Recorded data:
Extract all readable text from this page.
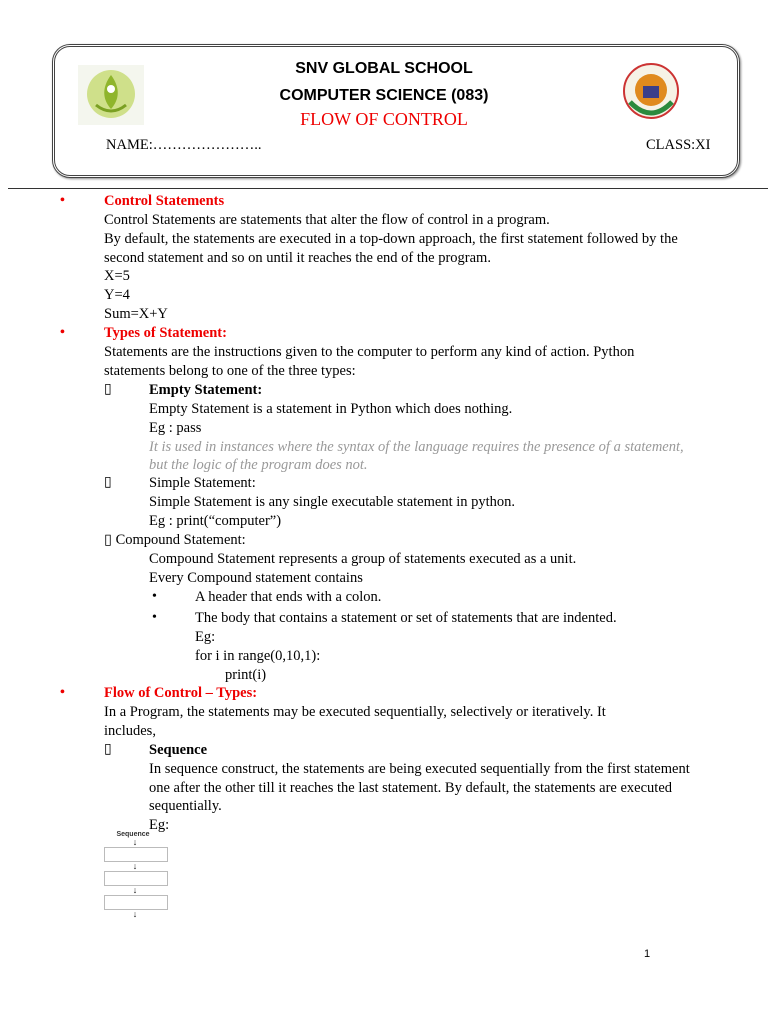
SNV GLOBAL SCHOOL
COMPUTER SCIENCE (083)
FLOW OF CONTROL
NAME:…………………..	CLASS:XI
•	Control Statements
Control Statements are statements that alter the flow of control in a program.
By default, the statements are executed in a top-down approach, the first statement followed by the
second statement and so on until it reaches the end of the program.
X=5
Y=4
Sum=X+Y
•	Types of Statement:
Statements are the instructions given to the computer to perform any kind of action. Python
statements belong to one of the three types:
▯	Empty Statement:
Empty Statement is a statement in Python which does nothing.
Eg : pass
It is used in instances where the syntax of the language requires the presence of a statement,
but the logic of the program does not.
▯	Simple Statement:
Simple Statement is any single executable statement in python.
Eg : print(“computer”)
▯ Compound Statement:
Compound Statement represents a group of statements executed as a unit.
Every Compound statement contains
•	A header that ends with a colon.
•	The body that contains a statement or set of statements that are indented.
Eg:
for i in range(0,10,1):
print(i)
•	Flow of Control – Types:
In a Program, the statements may be executed sequentially, selectively or iteratively. It
includes,
▯	Sequence
In sequence construct, the statements are being executed sequentially from the first statement
one after the other till it reaches the last statement. By default, the statements are executed
sequentially.
Eg:
Sequence
↓
↓
↓
↓
1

Given task:
The material above must be printed exactly, with its pictures left out.

Result:
Extract all readable text from this page.
SNV GLOBAL SCHOOL
COMPUTER SCIENCE (083)
FLOW OF CONTROL
NAME:…………………..	CLASS:XI
•	Control Statements
Control Statements are statements that alter the flow of control in a program.
By default, the statements are executed in a top-down approach, the first statement followed by the
second statement and so on until it reaches the end of the program.
X=5
Y=4
Sum=X+Y
•	Types of Statement:
Statements are the instructions given to the computer to perform any kind of action. Python
statements belong to one of the three types:
▯	Empty Statement:
Empty Statement is a statement in Python which does nothing.
Eg : pass
It is used in instances where the syntax of the language requires the presence of a statement,
but the logic of the program does not.
▯	Simple Statement:
Simple Statement is any single executable statement in python.
Eg : print(“computer”)
▯ Compound Statement:
Compound Statement represents a group of statements executed as a unit.
Every Compound statement contains
•	A header that ends with a colon.
•	The body that contains a statement or set of statements that are indented.
Eg:
for i in range(0,10,1):
print(i)
•	Flow of Control – Types:
In a Program, the statements may be executed sequentially, selectively or iteratively. It
includes,
▯	Sequence
In sequence construct, the statements are being executed sequentially from the first statement
one after the other till it reaches the last statement. By default, the statements are executed
sequentially.
Eg:
Sequence
↓
↓
↓
↓
1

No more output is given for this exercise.